▶ **DATA EXTRACT**:
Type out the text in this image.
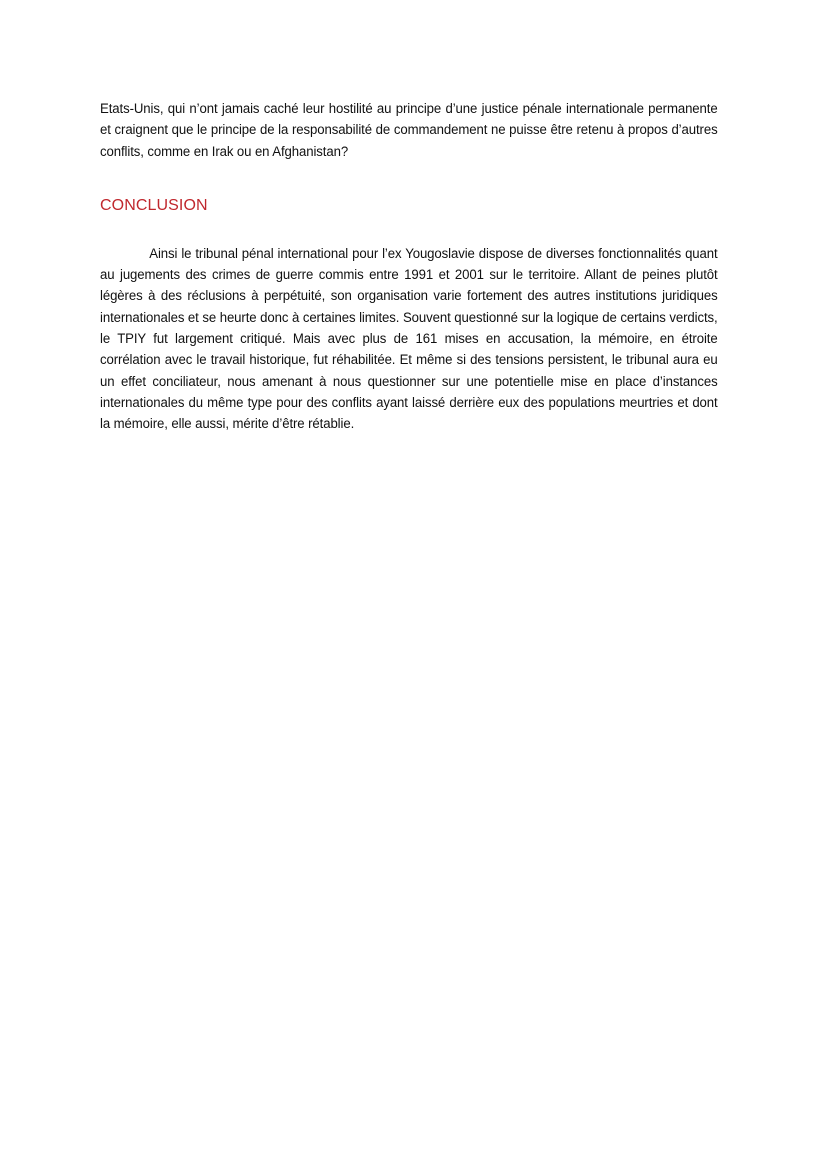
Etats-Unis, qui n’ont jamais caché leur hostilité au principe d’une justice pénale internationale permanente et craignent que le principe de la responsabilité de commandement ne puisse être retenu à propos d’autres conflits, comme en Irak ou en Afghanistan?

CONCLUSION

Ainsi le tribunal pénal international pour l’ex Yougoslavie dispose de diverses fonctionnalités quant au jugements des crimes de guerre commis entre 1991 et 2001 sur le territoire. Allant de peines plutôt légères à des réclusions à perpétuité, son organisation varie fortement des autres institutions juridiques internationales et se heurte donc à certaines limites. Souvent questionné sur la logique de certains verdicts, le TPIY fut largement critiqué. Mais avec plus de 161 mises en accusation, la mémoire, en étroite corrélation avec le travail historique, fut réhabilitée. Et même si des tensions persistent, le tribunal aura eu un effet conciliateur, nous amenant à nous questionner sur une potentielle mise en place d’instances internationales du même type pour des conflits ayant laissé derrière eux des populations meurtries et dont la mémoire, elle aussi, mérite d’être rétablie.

--

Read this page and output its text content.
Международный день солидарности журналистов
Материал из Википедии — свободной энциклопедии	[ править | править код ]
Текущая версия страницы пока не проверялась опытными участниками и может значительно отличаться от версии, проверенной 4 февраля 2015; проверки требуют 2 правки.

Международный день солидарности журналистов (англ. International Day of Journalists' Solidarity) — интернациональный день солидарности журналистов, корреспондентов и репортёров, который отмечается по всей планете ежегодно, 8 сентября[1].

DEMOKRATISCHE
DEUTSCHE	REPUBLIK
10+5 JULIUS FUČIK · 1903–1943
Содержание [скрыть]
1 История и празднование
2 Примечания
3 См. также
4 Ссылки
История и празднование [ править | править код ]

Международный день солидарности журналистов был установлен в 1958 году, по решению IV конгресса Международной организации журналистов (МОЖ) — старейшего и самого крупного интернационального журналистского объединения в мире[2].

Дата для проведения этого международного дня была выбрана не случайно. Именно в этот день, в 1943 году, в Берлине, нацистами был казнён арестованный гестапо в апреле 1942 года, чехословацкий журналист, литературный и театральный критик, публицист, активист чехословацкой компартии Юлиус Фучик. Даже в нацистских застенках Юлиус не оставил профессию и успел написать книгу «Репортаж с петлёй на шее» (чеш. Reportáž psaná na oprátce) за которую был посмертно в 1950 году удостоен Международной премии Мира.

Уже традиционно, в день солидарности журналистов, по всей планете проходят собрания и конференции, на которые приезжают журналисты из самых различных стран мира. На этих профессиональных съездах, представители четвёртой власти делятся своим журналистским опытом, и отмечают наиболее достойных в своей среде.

▶ **OBJECTIVE**: Go through the records. Copy each line where "править" appears.

▶ **RIGHT ANSWER**:
Материал из Википедии — свободной энциклопедии	[ править | править код ]
История и празднование [ править | править код ]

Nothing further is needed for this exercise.